Given exercise: Leave out the pictures and copy the remaining records exactly.

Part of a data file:

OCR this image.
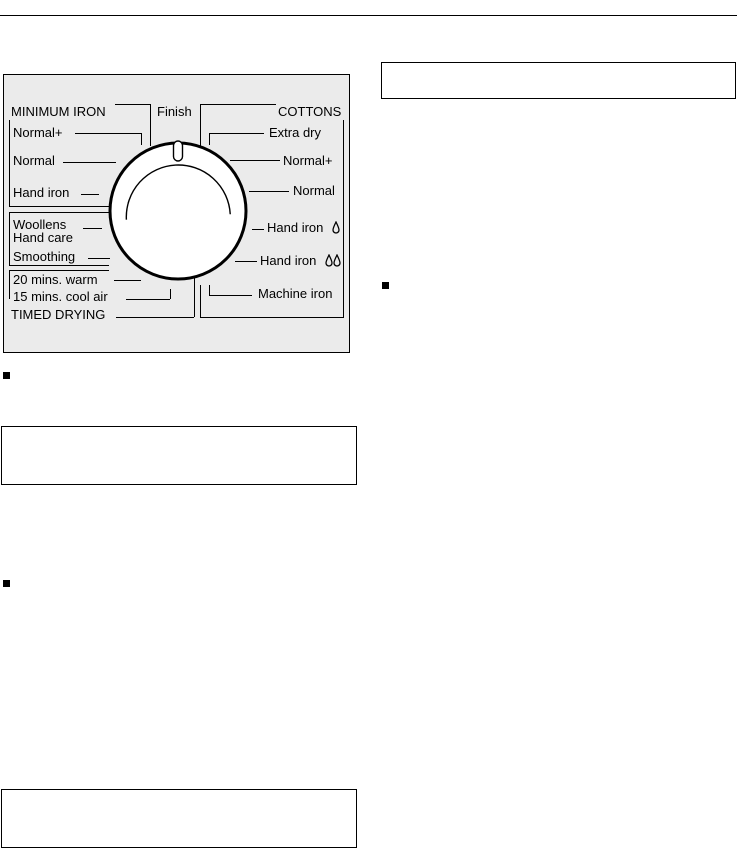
MINIMUM IRON
Normal+
Normal
Hand iron
Finish
Woollens
Hand care
Smoothing
20 mins. warm
15 mins. cool air
TIMED DRYING
COTTONS
Extra dry
Normal+
Normal
Hand iron
Hand iron
Machine iron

Solution to this exercise:
OCR this image.
MINIMUM IRON
Normal+
Normal
Hand iron
Finish
Woollens
Hand care
Smoothing
20 mins. warm
15 mins. cool air
TIMED DRYING
COTTONS
Extra dry
Normal+
Normal
Hand iron
Hand iron
Machine iron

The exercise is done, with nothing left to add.